(Data records)
——————

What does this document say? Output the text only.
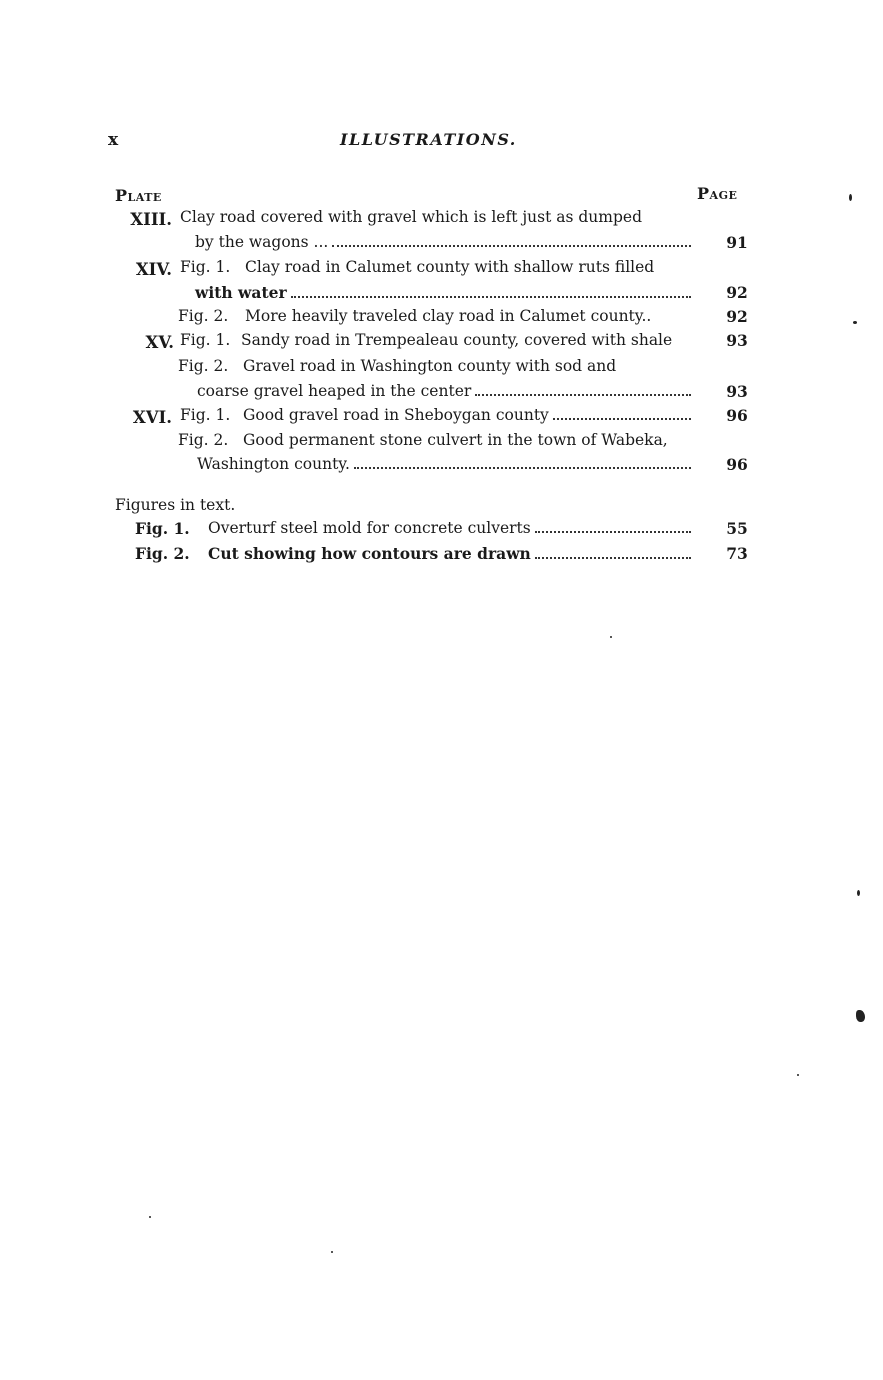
x	ILLUSTRATIONS.
Plate	Page
XIII. Clay road covered with gravel which is left just as dumped
by the wagons ...	91
XIV. Fig. 1. Clay road in Calumet county with shallow ruts filled
with water	92
Fig. 2. More heavily traveled clay road in Calumet county..	92
XV. Fig. 1. Sandy road in Trempealeau county, covered with shale	93
Fig. 2. Gravel road in Washington county with sod and
coarse gravel heaped in the center	93
XVI. Fig. 1. Good gravel road in Sheboygan county	96
Fig. 2. Good permanent stone culvert in the town of Wabeka,
Washington county.	96
Figures in text.
Fig. 1. Overturf steel mold for concrete culverts	55
Fig. 2. Cut showing how contours are drawn	73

——————

What is asked -
Which lines contain "with"? Copy each of them.

Result of this exercise -
XIII. Clay road covered with gravel which is left just as dumped
XIV. Fig. 1. Clay road in Calumet county with shallow ruts filled
with water	92
XV. Fig. 1. Sandy road in Trempealeau county, covered with shale	93
Fig. 2. Gravel road in Washington county with sod and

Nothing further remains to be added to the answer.